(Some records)
___

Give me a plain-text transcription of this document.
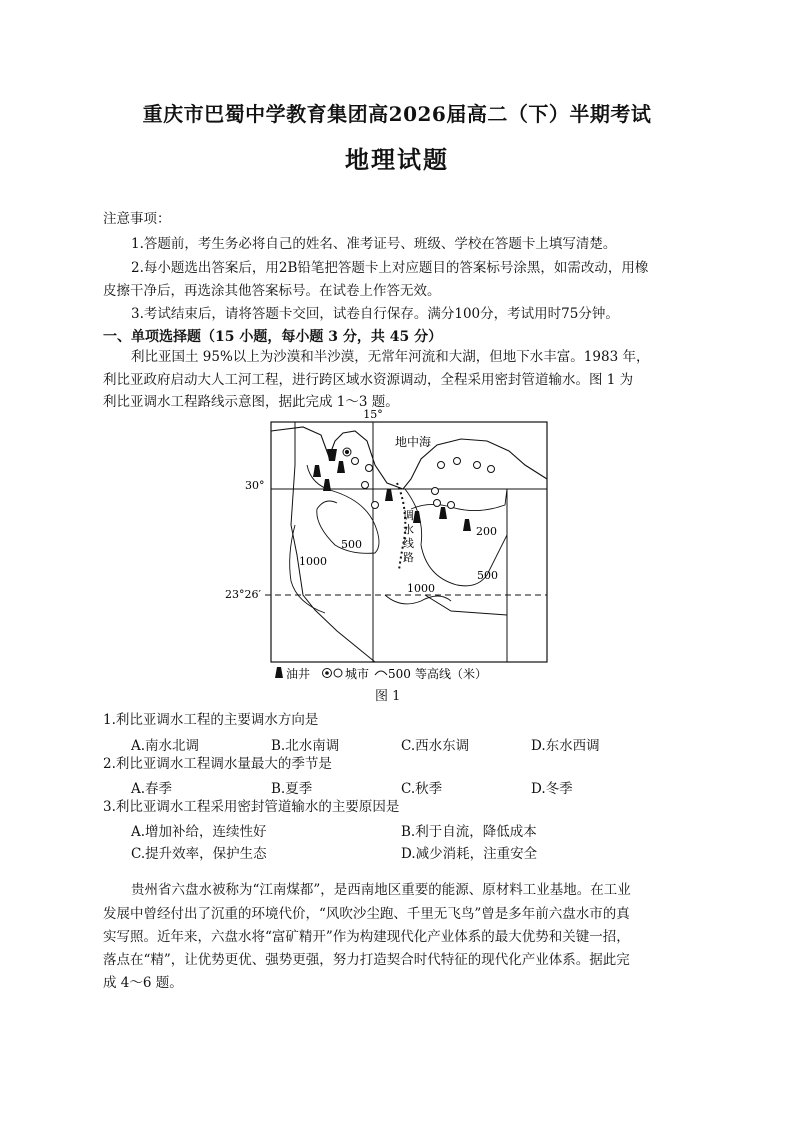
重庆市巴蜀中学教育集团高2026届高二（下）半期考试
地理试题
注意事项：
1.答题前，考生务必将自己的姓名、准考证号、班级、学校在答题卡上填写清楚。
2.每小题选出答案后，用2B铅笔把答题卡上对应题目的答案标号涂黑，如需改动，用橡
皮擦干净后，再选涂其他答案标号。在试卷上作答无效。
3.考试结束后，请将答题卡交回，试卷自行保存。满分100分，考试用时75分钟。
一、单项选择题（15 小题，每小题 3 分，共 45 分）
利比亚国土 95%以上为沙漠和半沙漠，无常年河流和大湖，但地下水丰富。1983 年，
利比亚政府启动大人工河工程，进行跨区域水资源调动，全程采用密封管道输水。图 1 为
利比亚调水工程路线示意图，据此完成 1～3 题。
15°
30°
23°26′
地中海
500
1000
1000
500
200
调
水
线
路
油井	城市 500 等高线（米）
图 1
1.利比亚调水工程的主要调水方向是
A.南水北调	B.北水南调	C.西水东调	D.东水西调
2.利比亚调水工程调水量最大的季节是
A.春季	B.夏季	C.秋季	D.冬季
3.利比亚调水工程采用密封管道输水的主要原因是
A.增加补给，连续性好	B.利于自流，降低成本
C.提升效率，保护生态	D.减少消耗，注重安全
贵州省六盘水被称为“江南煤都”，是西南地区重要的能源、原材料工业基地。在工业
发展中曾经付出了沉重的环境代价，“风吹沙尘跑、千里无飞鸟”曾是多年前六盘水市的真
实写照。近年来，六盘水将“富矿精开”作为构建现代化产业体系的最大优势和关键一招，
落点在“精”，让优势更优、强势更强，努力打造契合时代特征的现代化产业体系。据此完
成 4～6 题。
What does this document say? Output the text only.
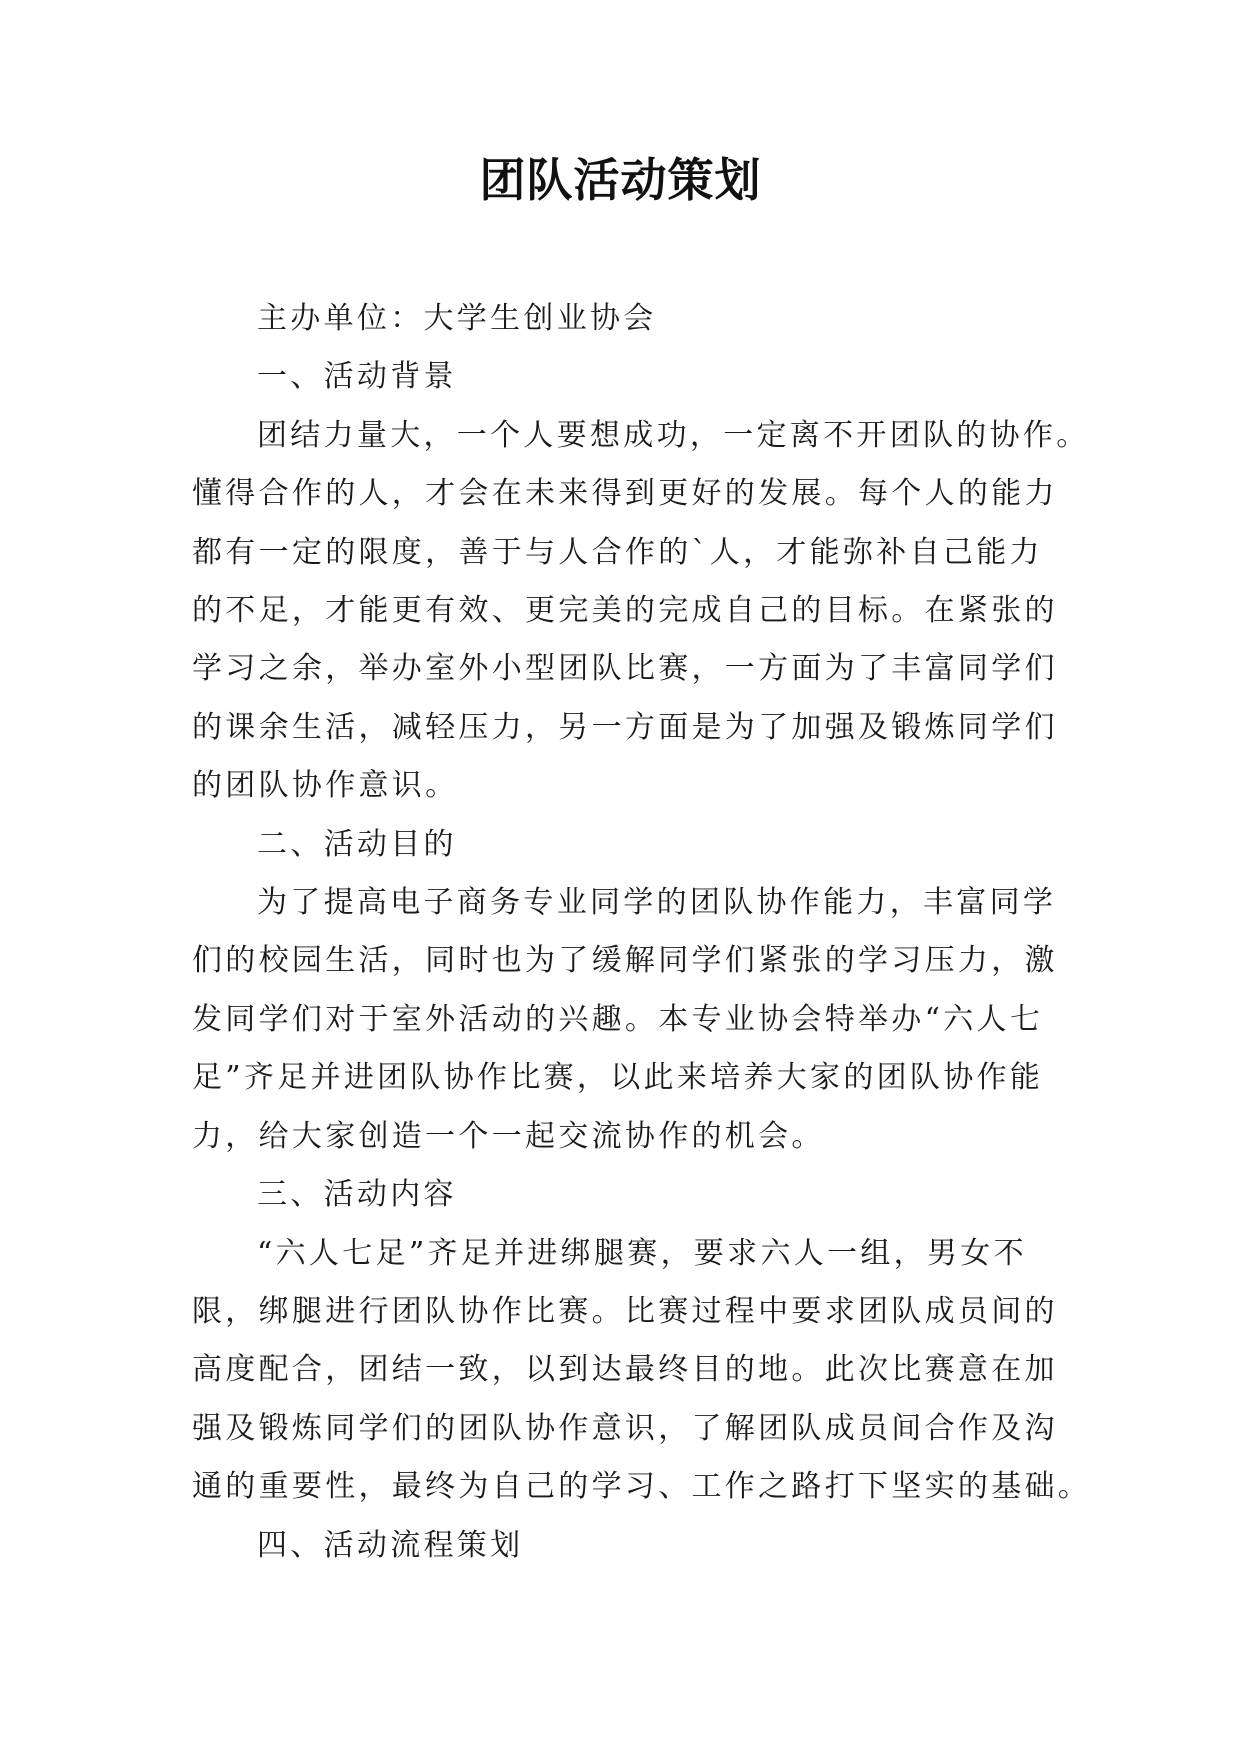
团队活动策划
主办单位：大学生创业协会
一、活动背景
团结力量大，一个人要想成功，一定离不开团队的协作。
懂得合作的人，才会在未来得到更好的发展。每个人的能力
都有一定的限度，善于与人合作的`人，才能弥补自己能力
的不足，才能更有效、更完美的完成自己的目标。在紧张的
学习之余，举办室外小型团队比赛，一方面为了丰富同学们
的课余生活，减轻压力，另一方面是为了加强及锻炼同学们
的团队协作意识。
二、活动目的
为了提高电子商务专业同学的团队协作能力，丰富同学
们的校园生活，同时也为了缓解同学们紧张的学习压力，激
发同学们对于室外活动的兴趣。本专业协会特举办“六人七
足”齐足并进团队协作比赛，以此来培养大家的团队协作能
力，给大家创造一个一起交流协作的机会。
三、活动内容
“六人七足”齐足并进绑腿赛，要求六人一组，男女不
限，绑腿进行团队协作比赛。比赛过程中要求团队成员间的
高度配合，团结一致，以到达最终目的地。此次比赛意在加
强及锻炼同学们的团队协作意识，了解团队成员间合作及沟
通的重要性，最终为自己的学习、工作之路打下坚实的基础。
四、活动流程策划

___

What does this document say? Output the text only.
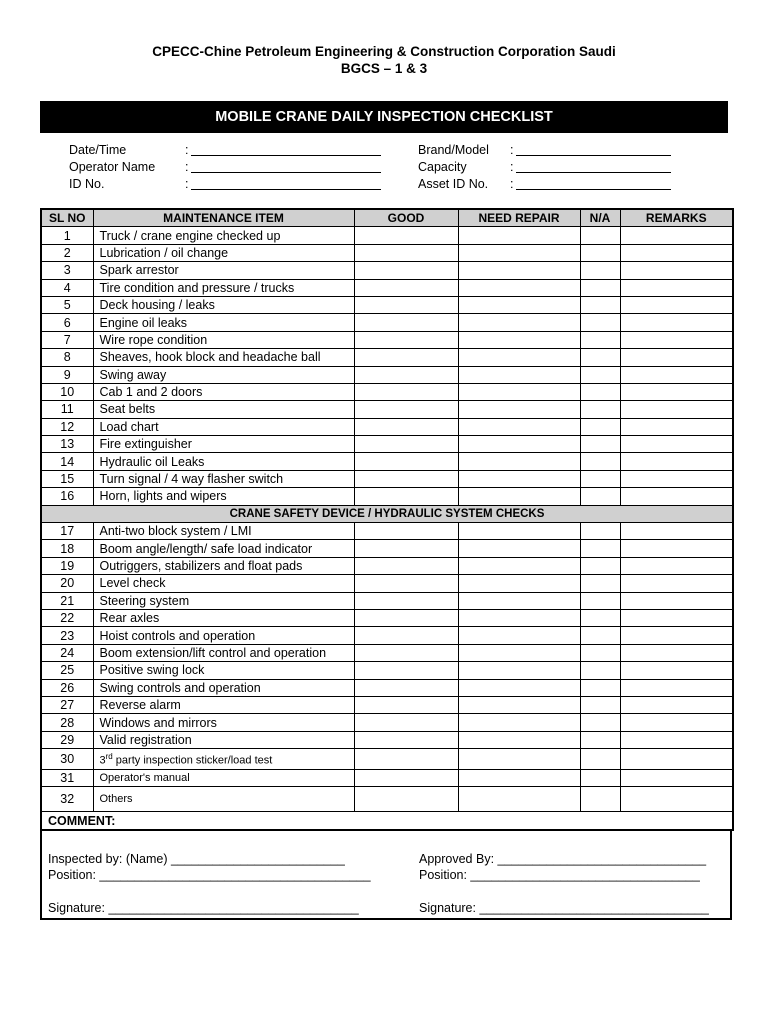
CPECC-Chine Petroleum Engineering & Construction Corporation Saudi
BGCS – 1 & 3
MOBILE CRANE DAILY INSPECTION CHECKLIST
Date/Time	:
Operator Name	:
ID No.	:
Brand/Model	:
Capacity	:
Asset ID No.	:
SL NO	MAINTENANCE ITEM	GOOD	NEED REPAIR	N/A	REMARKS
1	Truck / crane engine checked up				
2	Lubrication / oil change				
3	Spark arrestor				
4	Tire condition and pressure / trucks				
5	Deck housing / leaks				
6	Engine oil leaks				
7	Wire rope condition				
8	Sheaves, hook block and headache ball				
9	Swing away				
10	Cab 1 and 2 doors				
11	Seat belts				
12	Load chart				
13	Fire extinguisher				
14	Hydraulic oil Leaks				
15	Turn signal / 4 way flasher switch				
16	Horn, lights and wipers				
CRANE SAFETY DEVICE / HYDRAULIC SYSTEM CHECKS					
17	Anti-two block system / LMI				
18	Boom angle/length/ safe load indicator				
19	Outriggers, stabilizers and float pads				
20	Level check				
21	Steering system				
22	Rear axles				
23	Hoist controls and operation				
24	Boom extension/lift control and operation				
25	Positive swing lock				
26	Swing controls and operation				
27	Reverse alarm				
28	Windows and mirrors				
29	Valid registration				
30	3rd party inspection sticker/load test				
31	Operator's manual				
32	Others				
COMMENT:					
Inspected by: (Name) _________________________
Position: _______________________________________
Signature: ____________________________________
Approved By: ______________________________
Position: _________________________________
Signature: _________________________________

___

Exercise description: Make a copy of each line that contains the string "block".

Solution to this exercise:
8	Sheaves, hook block and headache ball				
17	Anti-two block system / LMI				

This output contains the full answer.